-- START OF Material for the task --

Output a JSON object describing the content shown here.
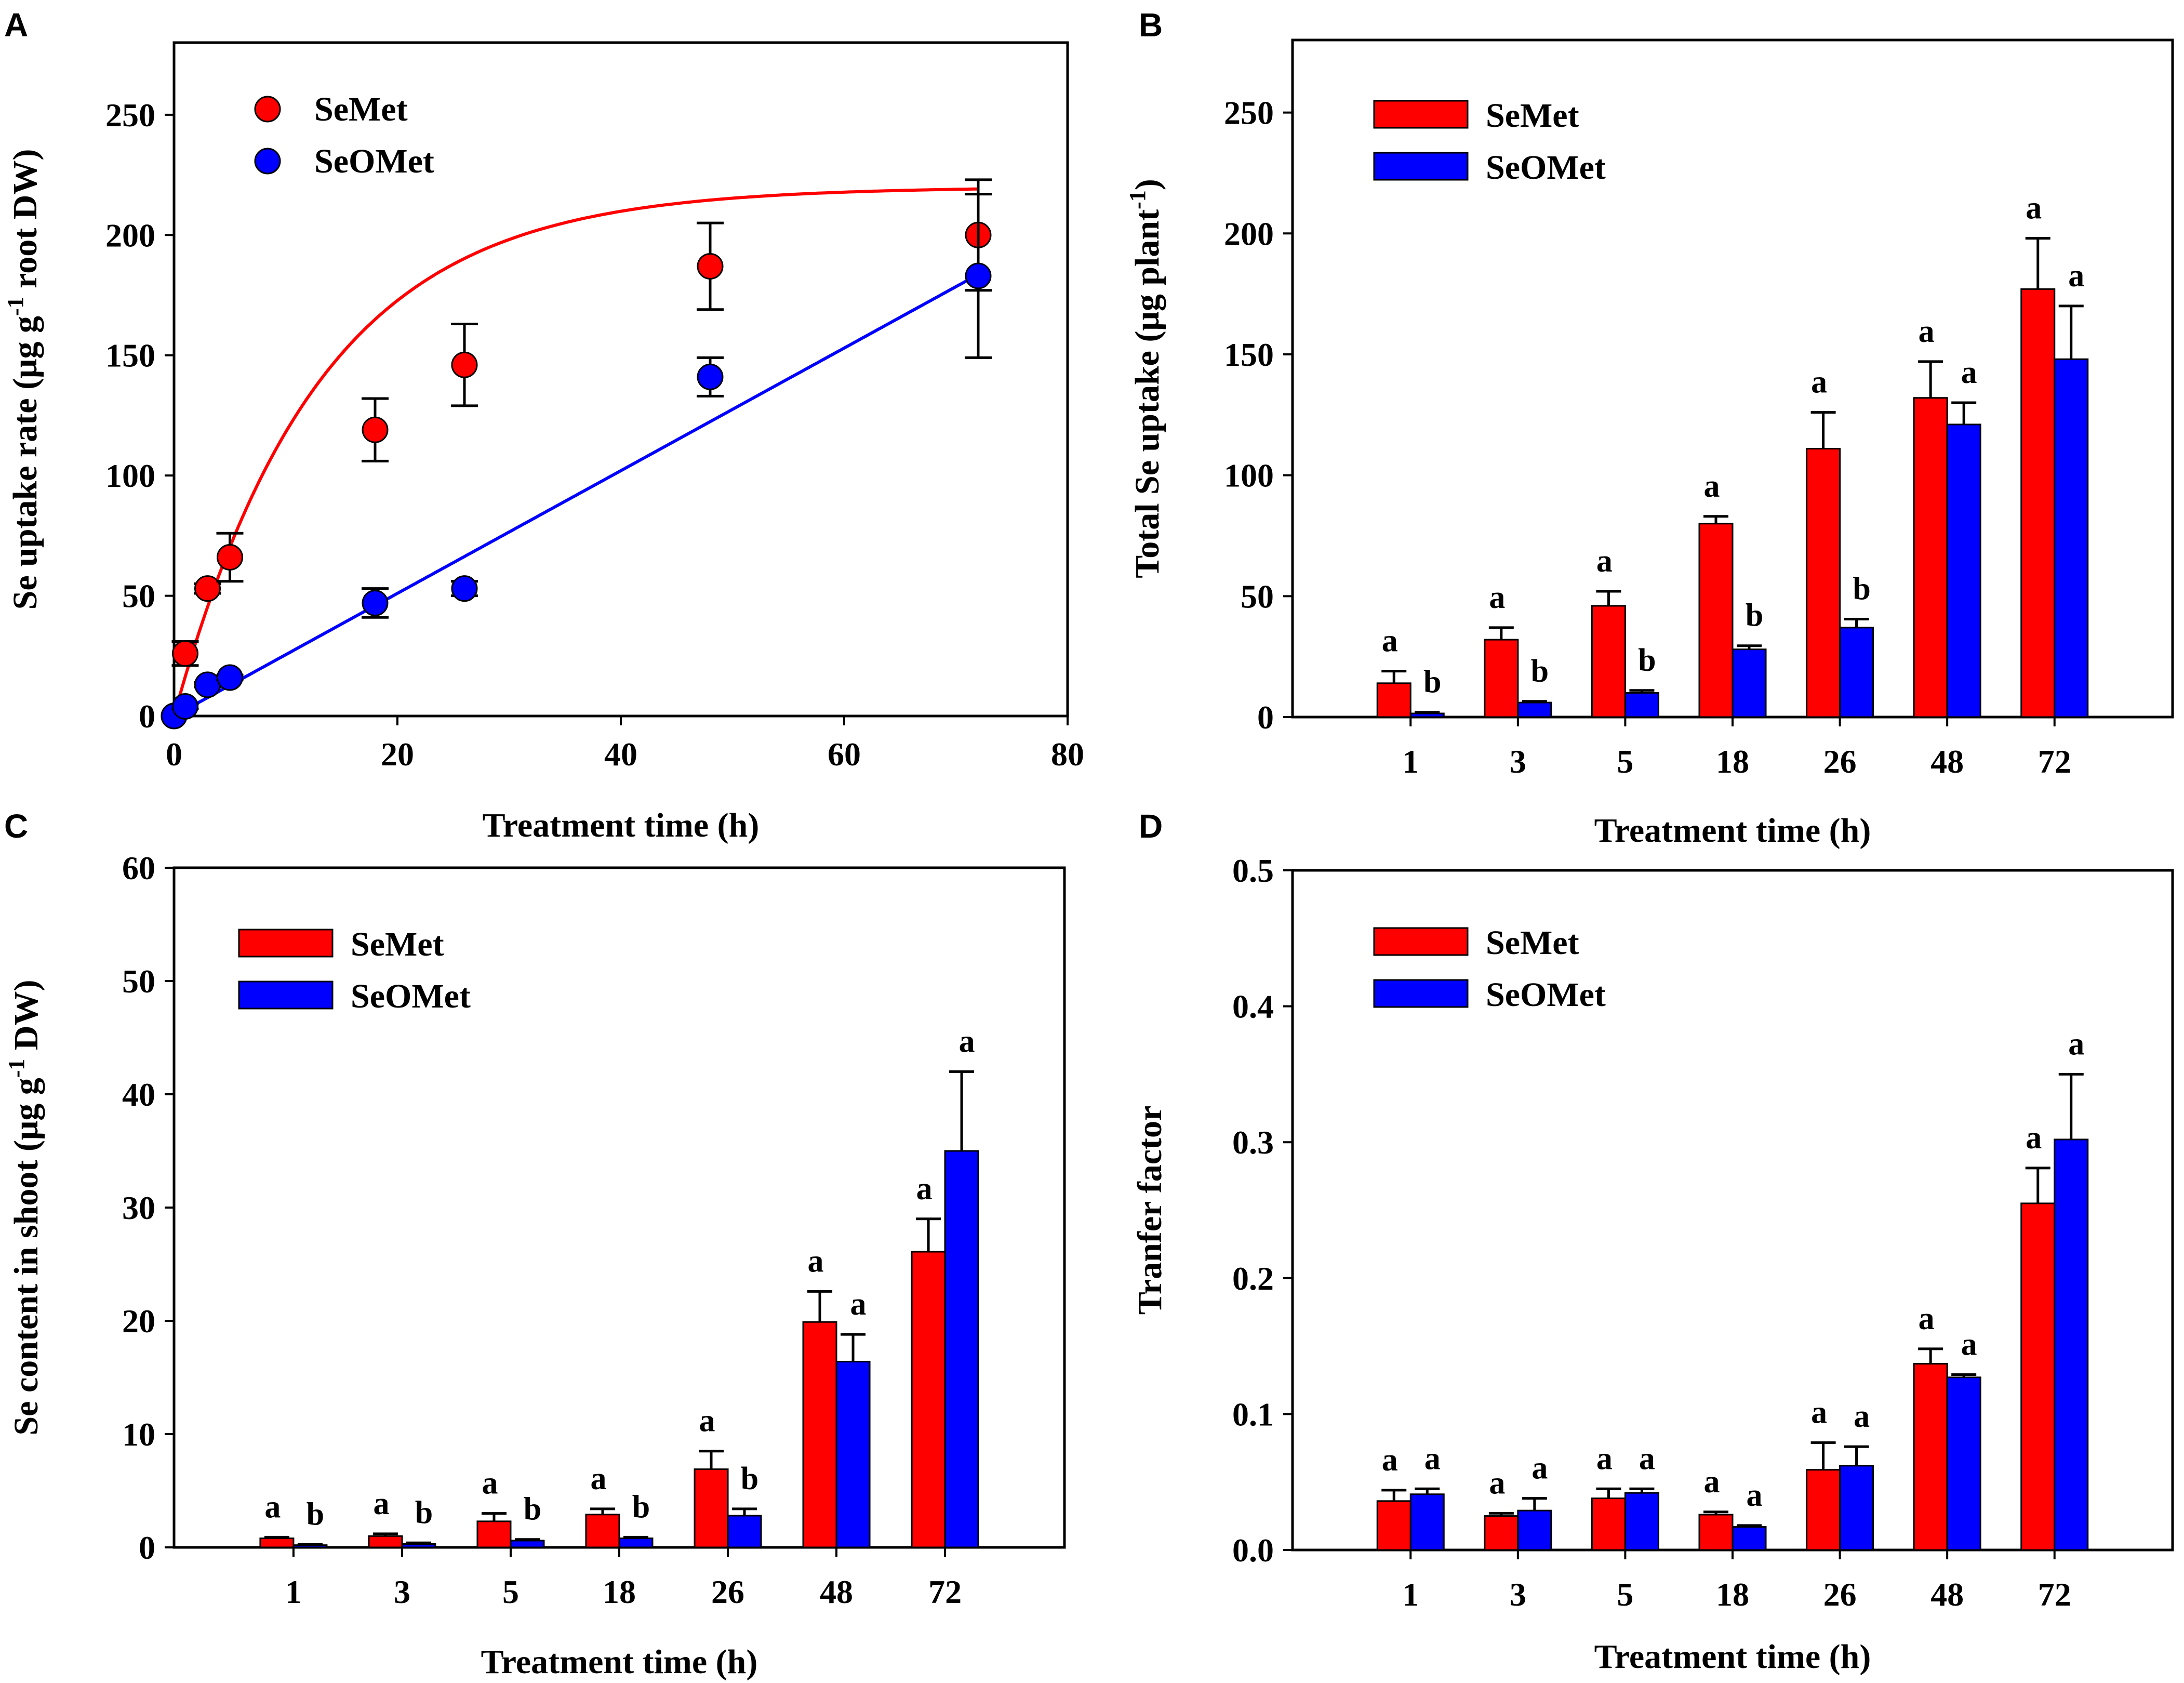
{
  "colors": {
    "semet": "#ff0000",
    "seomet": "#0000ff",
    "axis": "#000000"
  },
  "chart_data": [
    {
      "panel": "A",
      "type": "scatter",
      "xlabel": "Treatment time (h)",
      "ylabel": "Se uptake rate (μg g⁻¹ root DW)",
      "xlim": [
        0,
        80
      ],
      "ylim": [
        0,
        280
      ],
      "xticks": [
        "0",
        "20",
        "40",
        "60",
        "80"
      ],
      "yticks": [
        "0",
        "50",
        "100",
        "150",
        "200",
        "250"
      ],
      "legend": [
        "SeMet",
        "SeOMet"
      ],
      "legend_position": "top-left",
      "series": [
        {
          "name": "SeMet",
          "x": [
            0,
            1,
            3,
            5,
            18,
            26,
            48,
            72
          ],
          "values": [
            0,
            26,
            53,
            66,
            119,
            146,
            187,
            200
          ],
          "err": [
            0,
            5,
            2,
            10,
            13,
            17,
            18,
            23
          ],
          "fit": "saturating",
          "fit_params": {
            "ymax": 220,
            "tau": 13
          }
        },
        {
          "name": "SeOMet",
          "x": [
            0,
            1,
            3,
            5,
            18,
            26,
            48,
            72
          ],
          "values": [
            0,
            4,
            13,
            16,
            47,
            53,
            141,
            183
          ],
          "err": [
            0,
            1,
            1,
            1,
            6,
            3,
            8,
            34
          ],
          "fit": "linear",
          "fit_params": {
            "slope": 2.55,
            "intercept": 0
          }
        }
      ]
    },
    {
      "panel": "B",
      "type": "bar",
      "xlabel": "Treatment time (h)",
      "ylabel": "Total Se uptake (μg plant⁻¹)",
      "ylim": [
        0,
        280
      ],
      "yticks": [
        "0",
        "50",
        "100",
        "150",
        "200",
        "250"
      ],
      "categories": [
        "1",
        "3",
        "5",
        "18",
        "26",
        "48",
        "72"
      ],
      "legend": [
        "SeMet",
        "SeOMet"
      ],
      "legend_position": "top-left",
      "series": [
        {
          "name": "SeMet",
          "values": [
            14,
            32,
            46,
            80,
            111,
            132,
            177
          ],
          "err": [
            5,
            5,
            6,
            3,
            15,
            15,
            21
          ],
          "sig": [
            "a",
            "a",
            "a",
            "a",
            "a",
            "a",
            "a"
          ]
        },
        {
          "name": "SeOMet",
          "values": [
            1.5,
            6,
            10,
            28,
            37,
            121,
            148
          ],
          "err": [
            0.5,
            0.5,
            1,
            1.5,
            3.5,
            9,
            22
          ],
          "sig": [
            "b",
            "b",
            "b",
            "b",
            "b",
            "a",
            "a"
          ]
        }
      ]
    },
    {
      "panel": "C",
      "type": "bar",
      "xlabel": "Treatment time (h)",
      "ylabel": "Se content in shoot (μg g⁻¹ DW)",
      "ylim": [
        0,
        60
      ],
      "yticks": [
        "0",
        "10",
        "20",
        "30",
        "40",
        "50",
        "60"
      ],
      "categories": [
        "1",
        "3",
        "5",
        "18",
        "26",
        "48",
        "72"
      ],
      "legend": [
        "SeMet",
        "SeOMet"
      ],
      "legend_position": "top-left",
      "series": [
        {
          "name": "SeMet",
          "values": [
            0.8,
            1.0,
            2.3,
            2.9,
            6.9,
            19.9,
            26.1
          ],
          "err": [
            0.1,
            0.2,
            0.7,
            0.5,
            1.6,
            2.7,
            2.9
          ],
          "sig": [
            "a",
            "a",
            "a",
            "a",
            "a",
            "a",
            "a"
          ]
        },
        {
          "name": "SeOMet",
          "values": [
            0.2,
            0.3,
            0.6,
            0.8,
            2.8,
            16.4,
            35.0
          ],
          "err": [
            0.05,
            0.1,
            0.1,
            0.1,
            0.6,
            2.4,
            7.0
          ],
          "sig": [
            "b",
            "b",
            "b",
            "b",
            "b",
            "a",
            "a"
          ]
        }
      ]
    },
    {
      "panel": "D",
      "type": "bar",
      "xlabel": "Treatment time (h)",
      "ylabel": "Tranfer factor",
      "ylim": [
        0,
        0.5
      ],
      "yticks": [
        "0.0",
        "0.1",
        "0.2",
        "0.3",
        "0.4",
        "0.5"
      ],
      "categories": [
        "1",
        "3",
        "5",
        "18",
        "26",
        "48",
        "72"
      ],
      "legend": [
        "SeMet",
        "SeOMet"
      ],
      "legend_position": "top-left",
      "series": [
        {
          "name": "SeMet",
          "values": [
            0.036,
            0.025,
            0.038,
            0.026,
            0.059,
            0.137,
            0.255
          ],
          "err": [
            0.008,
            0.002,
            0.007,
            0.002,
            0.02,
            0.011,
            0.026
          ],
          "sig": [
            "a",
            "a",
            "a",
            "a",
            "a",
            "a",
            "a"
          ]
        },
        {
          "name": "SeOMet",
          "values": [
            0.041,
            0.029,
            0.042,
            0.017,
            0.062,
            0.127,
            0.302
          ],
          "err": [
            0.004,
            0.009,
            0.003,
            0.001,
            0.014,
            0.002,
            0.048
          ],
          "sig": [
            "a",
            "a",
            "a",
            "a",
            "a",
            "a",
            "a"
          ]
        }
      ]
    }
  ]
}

-- END OF Material for the task --
-- START OF Material for the task --

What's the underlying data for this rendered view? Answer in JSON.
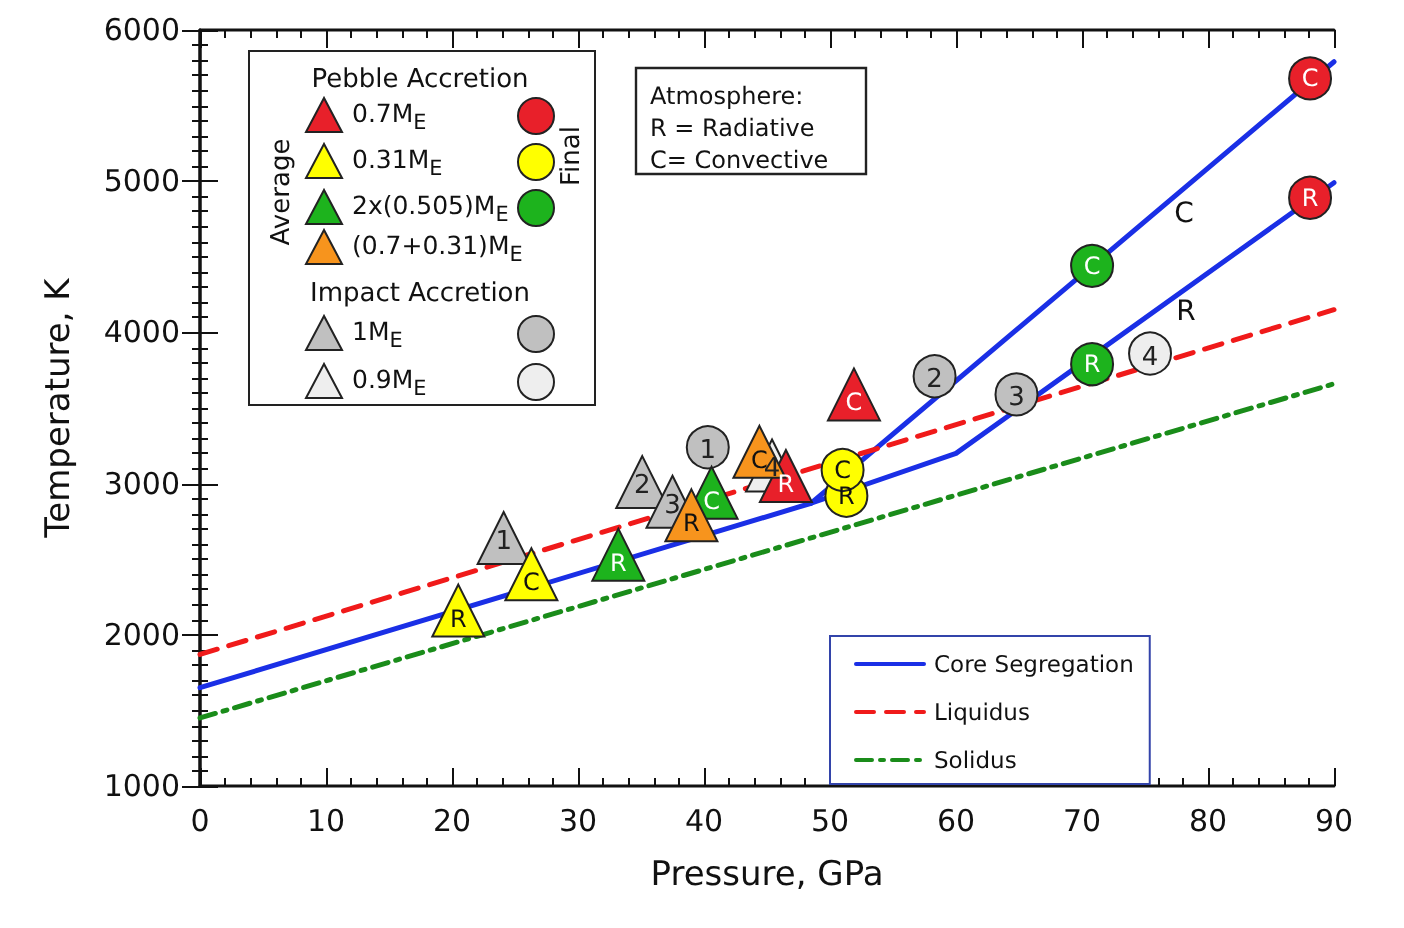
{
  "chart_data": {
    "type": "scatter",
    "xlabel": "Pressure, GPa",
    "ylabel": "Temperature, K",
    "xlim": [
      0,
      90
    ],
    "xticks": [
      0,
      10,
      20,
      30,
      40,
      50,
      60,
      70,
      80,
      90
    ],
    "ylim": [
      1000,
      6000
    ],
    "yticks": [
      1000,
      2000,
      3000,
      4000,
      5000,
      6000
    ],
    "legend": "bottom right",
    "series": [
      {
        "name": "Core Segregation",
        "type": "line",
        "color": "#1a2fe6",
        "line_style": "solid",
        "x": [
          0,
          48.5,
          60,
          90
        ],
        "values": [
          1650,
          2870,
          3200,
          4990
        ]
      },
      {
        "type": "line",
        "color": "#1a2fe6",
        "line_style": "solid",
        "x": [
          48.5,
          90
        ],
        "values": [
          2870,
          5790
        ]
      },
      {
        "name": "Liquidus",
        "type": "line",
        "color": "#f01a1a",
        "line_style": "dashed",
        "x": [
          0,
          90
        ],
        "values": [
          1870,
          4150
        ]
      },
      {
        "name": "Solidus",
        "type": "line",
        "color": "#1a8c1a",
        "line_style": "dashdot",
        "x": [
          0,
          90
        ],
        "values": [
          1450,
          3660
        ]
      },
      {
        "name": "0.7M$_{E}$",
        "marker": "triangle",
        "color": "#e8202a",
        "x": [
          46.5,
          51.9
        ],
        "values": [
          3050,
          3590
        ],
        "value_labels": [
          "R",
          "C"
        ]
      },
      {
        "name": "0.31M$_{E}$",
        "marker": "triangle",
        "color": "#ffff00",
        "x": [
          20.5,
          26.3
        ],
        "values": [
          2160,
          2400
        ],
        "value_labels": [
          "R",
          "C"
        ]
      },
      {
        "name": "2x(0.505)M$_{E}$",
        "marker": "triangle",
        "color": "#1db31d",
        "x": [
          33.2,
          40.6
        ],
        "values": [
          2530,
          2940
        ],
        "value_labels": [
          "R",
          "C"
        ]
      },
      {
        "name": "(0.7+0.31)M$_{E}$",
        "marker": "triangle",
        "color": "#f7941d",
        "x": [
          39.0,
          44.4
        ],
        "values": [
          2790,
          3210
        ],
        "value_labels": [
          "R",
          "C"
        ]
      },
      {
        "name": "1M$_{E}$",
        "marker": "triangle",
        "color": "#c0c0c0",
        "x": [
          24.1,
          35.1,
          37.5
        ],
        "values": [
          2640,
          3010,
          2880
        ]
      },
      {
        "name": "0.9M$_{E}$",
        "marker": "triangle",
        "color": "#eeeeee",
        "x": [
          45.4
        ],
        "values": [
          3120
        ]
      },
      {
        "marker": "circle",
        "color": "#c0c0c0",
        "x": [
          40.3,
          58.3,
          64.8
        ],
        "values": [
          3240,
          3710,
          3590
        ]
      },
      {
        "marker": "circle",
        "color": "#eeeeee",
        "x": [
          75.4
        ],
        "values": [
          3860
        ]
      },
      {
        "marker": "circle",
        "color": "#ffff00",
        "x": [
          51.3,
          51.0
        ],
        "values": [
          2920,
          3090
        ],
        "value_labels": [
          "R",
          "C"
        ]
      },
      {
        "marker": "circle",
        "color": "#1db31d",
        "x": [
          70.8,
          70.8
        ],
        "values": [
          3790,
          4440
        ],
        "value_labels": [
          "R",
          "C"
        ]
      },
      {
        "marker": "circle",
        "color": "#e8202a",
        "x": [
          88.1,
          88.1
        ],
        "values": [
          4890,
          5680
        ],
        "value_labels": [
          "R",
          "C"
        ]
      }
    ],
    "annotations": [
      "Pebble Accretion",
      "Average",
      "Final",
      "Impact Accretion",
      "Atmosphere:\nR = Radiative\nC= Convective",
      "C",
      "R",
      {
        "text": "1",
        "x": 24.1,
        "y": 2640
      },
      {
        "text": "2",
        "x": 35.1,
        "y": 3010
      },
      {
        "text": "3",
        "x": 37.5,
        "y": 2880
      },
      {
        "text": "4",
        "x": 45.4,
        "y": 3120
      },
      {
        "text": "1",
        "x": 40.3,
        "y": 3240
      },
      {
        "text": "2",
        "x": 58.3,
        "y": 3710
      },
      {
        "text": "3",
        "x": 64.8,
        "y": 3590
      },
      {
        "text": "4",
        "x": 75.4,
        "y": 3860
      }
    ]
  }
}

-- END OF Material for the task --

### What to do
Among the lines of the listing, how many hold the string "JSON"? Respond with only the number.

### Result for this exercise
2